▸ **WHAT IS REQUIRED**: Exactly repeat the material, dropping every picture from the copy.

▸ **RECORDS SUPPLIED**:
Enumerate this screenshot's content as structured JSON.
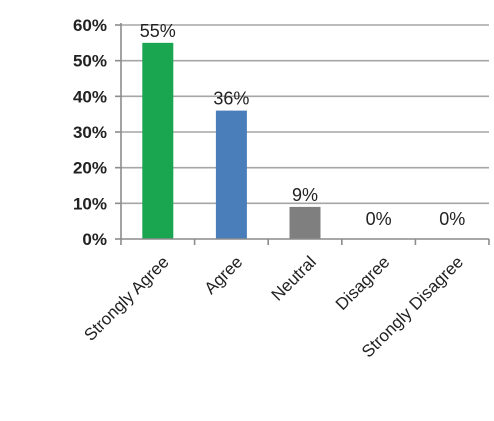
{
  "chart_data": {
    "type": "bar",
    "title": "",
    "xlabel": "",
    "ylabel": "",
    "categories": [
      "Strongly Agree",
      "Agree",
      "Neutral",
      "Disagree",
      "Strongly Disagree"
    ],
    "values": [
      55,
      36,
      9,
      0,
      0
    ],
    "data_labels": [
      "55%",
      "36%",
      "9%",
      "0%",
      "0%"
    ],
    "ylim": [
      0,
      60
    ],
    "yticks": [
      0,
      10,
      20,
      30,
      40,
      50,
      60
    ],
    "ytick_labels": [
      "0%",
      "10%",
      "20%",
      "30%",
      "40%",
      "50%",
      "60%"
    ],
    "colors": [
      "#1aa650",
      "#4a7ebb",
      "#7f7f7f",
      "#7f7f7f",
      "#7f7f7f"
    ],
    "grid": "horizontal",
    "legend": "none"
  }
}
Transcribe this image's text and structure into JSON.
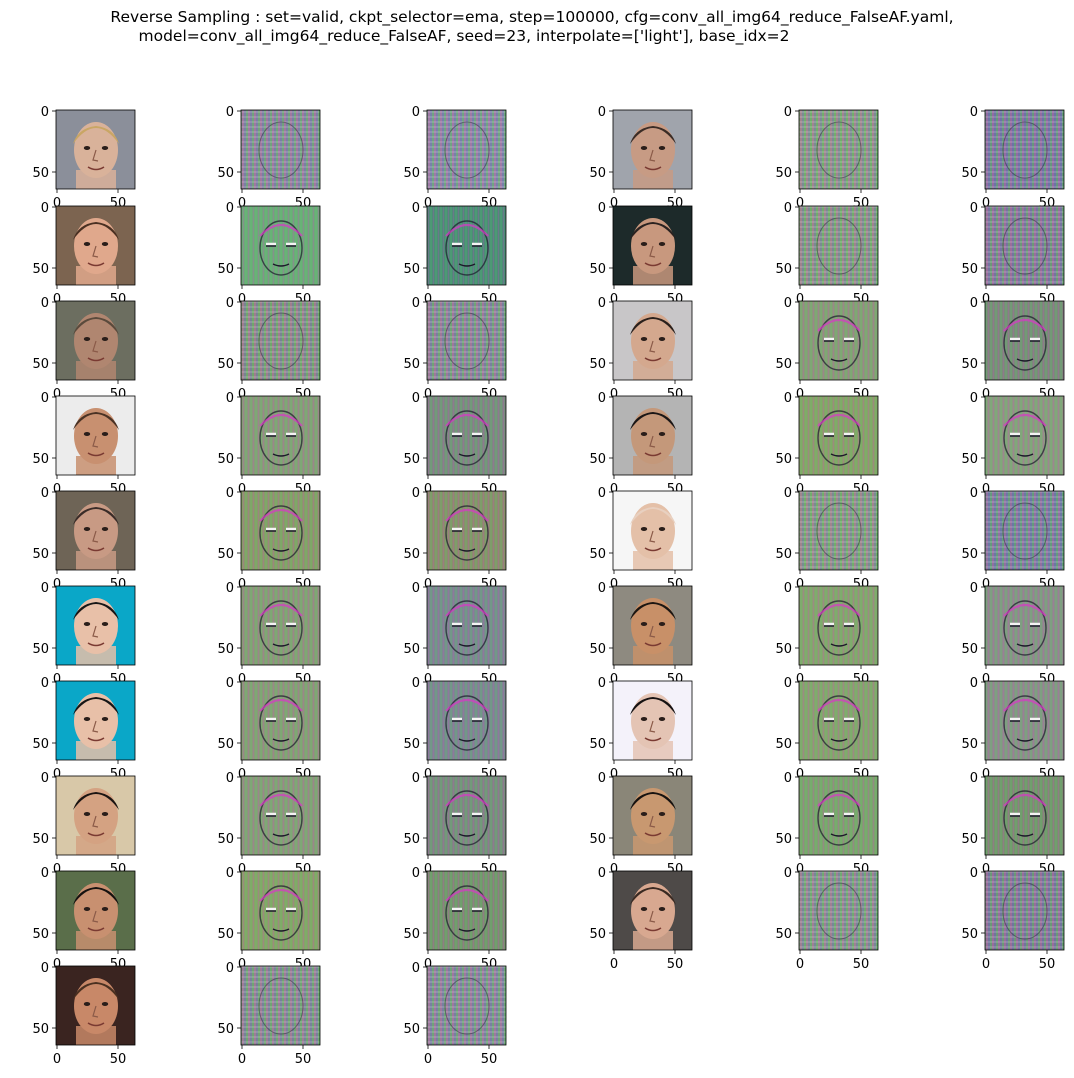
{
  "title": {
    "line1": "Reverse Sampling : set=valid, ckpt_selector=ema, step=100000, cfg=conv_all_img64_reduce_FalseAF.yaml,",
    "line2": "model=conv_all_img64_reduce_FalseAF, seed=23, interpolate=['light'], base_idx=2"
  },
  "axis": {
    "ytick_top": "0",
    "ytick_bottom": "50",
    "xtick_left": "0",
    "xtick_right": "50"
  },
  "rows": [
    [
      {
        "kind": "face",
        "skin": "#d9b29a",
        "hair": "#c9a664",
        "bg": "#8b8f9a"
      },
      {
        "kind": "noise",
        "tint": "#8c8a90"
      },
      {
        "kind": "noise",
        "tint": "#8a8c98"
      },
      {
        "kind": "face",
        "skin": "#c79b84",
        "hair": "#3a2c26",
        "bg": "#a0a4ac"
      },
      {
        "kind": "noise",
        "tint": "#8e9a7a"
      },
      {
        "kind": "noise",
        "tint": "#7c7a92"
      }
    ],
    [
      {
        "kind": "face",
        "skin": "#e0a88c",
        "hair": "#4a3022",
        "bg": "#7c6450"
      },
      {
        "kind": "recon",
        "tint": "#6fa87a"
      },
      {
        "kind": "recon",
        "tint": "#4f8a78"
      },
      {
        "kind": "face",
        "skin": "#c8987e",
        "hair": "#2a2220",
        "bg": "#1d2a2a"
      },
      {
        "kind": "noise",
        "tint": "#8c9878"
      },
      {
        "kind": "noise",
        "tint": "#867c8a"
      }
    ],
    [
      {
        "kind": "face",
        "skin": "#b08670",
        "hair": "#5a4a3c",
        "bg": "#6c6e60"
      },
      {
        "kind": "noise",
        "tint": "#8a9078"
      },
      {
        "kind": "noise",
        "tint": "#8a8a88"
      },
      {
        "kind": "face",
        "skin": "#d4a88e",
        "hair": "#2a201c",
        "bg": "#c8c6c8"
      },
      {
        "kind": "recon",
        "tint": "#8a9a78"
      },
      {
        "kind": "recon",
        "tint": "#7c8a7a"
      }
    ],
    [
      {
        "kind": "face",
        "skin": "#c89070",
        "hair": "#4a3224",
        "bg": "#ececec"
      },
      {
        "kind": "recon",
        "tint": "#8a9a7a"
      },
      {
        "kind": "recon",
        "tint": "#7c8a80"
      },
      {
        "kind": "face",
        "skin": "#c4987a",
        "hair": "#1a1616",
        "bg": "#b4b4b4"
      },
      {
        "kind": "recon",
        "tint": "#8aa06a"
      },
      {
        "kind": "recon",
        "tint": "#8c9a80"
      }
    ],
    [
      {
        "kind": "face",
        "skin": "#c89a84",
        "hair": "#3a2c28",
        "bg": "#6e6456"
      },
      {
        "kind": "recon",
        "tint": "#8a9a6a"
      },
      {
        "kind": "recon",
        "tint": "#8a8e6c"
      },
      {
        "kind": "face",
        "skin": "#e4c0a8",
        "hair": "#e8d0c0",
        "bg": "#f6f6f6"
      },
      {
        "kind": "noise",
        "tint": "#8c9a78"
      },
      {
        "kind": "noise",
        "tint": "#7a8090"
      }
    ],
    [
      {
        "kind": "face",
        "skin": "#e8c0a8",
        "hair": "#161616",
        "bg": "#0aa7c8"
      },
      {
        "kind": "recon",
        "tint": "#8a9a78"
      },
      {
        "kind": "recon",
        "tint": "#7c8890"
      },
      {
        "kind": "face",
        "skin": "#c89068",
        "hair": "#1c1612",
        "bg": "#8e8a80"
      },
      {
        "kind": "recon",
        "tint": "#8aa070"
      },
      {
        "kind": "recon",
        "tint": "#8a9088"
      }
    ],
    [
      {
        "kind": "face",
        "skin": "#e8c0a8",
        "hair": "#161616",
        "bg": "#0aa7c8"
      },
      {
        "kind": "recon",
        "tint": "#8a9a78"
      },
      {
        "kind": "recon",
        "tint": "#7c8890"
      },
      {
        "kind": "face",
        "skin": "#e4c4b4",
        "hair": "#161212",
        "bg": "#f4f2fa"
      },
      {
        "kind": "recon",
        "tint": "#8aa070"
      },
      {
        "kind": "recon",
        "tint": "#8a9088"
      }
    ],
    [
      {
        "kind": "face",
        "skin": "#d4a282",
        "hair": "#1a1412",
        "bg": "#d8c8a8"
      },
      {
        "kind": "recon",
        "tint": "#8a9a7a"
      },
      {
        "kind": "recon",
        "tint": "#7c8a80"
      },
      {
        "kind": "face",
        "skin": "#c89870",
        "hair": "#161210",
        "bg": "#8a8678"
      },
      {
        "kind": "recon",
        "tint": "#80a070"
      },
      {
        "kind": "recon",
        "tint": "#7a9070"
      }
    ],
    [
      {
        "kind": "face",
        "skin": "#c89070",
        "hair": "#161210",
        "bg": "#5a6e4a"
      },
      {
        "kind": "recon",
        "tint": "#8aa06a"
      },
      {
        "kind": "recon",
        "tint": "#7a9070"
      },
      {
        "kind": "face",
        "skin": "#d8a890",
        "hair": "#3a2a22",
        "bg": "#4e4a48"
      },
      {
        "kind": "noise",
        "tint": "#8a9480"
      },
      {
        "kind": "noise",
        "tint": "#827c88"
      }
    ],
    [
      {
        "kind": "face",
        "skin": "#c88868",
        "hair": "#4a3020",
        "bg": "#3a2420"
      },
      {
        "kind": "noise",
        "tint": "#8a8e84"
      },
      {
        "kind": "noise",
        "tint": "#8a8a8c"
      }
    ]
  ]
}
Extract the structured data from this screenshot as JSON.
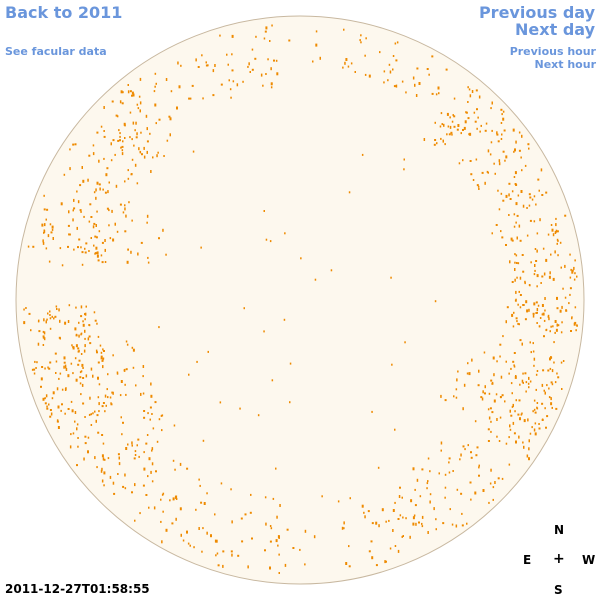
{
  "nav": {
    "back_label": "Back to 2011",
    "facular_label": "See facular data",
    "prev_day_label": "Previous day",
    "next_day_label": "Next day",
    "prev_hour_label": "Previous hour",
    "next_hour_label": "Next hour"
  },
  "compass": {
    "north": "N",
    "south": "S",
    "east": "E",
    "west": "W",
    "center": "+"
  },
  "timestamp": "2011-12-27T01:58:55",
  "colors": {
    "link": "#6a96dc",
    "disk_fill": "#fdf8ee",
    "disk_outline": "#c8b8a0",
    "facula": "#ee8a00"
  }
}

▸ **EXERCISE RESPONSE**:
Enumerate this screenshot's content as structured JSON.
{
  "chart_data": {
    "type": "bar",
    "title": "",
    "xlabel": "",
    "ylabel": "",
    "categories": [
      "Strongly Agree",
      "Agree",
      "Neutral",
      "Disagree",
      "Strongly Disagree"
    ],
    "values": [
      55,
      36,
      9,
      0,
      0
    ],
    "data_labels": [
      "55%",
      "36%",
      "9%",
      "0%",
      "0%"
    ],
    "ylim": [
      0,
      60
    ],
    "yticks": [
      0,
      10,
      20,
      30,
      40,
      50,
      60
    ],
    "ytick_labels": [
      "0%",
      "10%",
      "20%",
      "30%",
      "40%",
      "50%",
      "60%"
    ],
    "colors": [
      "#1aa650",
      "#4a7ebb",
      "#7f7f7f",
      "#7f7f7f",
      "#7f7f7f"
    ],
    "grid": "horizontal",
    "legend": "none"
  }
}
Transcribe this image's text and structure into JSON.
{
  "title": {
    "line1": "Reverse Sampling : set=valid, ckpt_selector=ema, step=100000, cfg=conv_all_img64_reduce_FalseAF.yaml,",
    "line2": "model=conv_all_img64_reduce_FalseAF, seed=23, interpolate=['light'], base_idx=2"
  },
  "axis": {
    "ytick_top": "0",
    "ytick_bottom": "50",
    "xtick_left": "0",
    "xtick_right": "50"
  },
  "rows": [
    [
      {
        "kind": "face",
        "skin": "#d9b29a",
        "hair": "#c9a664",
        "bg": "#8b8f9a"
      },
      {
        "kind": "noise",
        "tint": "#8c8a90"
      },
      {
        "kind": "noise",
        "tint": "#8a8c98"
      },
      {
        "kind": "face",
        "skin": "#c79b84",
        "hair": "#3a2c26",
        "bg": "#a0a4ac"
      },
      {
        "kind": "noise",
        "tint": "#8e9a7a"
      },
      {
        "kind": "noise",
        "tint": "#7c7a92"
      }
    ],
    [
      {
        "kind": "face",
        "skin": "#e0a88c",
        "hair": "#4a3022",
        "bg": "#7c6450"
      },
      {
        "kind": "recon",
        "tint": "#6fa87a"
      },
      {
        "kind": "recon",
        "tint": "#4f8a78"
      },
      {
        "kind": "face",
        "skin": "#c8987e",
        "hair": "#2a2220",
        "bg": "#1d2a2a"
      },
      {
        "kind": "noise",
        "tint": "#8c9878"
      },
      {
        "kind": "noise",
        "tint": "#867c8a"
      }
    ],
    [
      {
        "kind": "face",
        "skin": "#b08670",
        "hair": "#5a4a3c",
        "bg": "#6c6e60"
      },
      {
        "kind": "noise",
        "tint": "#8a9078"
      },
      {
        "kind": "noise",
        "tint": "#8a8a88"
      },
      {
        "kind": "face",
        "skin": "#d4a88e",
        "hair": "#2a201c",
        "bg": "#c8c6c8"
      },
      {
        "kind": "recon",
        "tint": "#8a9a78"
      },
      {
        "kind": "recon",
        "tint": "#7c8a7a"
      }
    ],
    [
      {
        "kind": "face",
        "skin": "#c89070",
        "hair": "#4a3224",
        "bg": "#ececec"
      },
      {
        "kind": "recon",
        "tint": "#8a9a7a"
      },
      {
        "kind": "recon",
        "tint": "#7c8a80"
      },
      {
        "kind": "face",
        "skin": "#c4987a",
        "hair": "#1a1616",
        "bg": "#b4b4b4"
      },
      {
        "kind": "recon",
        "tint": "#8aa06a"
      },
      {
        "kind": "recon",
        "tint": "#8c9a80"
      }
    ],
    [
      {
        "kind": "face",
        "skin": "#c89a84",
        "hair": "#3a2c28",
        "bg": "#6e6456"
      },
      {
        "kind": "recon",
        "tint": "#8a9a6a"
      },
      {
        "kind": "recon",
        "tint": "#8a8e6c"
      },
      {
        "kind": "face",
        "skin": "#e4c0a8",
        "hair": "#e8d0c0",
        "bg": "#f6f6f6"
      },
      {
        "kind": "noise",
        "tint": "#8c9a78"
      },
      {
        "kind": "noise",
        "tint": "#7a8090"
      }
    ],
    [
      {
        "kind": "face",
        "skin": "#e8c0a8",
        "hair": "#161616",
        "bg": "#0aa7c8"
      },
      {
        "kind": "recon",
        "tint": "#8a9a78"
      },
      {
        "kind": "recon",
        "tint": "#7c8890"
      },
      {
        "kind": "face",
        "skin": "#c89068",
        "hair": "#1c1612",
        "bg": "#8e8a80"
      },
      {
        "kind": "recon",
        "tint": "#8aa070"
      },
      {
        "kind": "recon",
        "tint": "#8a9088"
      }
    ],
    [
      {
        "kind": "face",
        "skin": "#e8c0a8",
        "hair": "#161616",
        "bg": "#0aa7c8"
      },
      {
        "kind": "recon",
        "tint": "#8a9a78"
      },
      {
        "kind": "recon",
        "tint": "#7c8890"
      },
      {
        "kind": "face",
        "skin": "#e4c4b4",
        "hair": "#161212",
        "bg": "#f4f2fa"
      },
      {
        "kind": "recon",
        "tint": "#8aa070"
      },
      {
        "kind": "recon",
        "tint": "#8a9088"
      }
    ],
    [
      {
        "kind": "face",
        "skin": "#d4a282",
        "hair": "#1a1412",
        "bg": "#d8c8a8"
      },
      {
        "kind": "recon",
        "tint": "#8a9a7a"
      },
      {
        "kind": "recon",
        "tint": "#7c8a80"
      },
      {
        "kind": "face",
        "skin": "#c89870",
        "hair": "#161210",
        "bg": "#8a8678"
      },
      {
        "kind": "recon",
        "tint": "#80a070"
      },
      {
        "kind": "recon",
        "tint": "#7a9070"
      }
    ],
    [
      {
        "kind": "face",
        "skin": "#c89070",
        "hair": "#161210",
        "bg": "#5a6e4a"
      },
      {
        "kind": "recon",
        "tint": "#8aa06a"
      },
      {
        "kind": "recon",
        "tint": "#7a9070"
      },
      {
        "kind": "face",
        "skin": "#d8a890",
        "hair": "#3a2a22",
        "bg": "#4e4a48"
      },
      {
        "kind": "noise",
        "tint": "#8a9480"
      },
      {
        "kind": "noise",
        "tint": "#827c88"
      }
    ],
    [
      {
        "kind": "face",
        "skin": "#c88868",
        "hair": "#4a3020",
        "bg": "#3a2420"
      },
      {
        "kind": "noise",
        "tint": "#8a8e84"
      },
      {
        "kind": "noise",
        "tint": "#8a8a8c"
      }
    ]
  ]
}
Extract the structured data from this screenshot as JSON.
{
  "nav": {
    "back_label": "Back to 2011",
    "facular_label": "See facular data",
    "prev_day_label": "Previous day",
    "next_day_label": "Next day",
    "prev_hour_label": "Previous hour",
    "next_hour_label": "Next hour"
  },
  "compass": {
    "north": "N",
    "south": "S",
    "east": "E",
    "west": "W",
    "center": "+"
  },
  "timestamp": "2011-12-27T01:58:55",
  "colors": {
    "link": "#6a96dc",
    "disk_fill": "#fdf8ee",
    "disk_outline": "#c8b8a0",
    "facula": "#ee8a00"
  }
}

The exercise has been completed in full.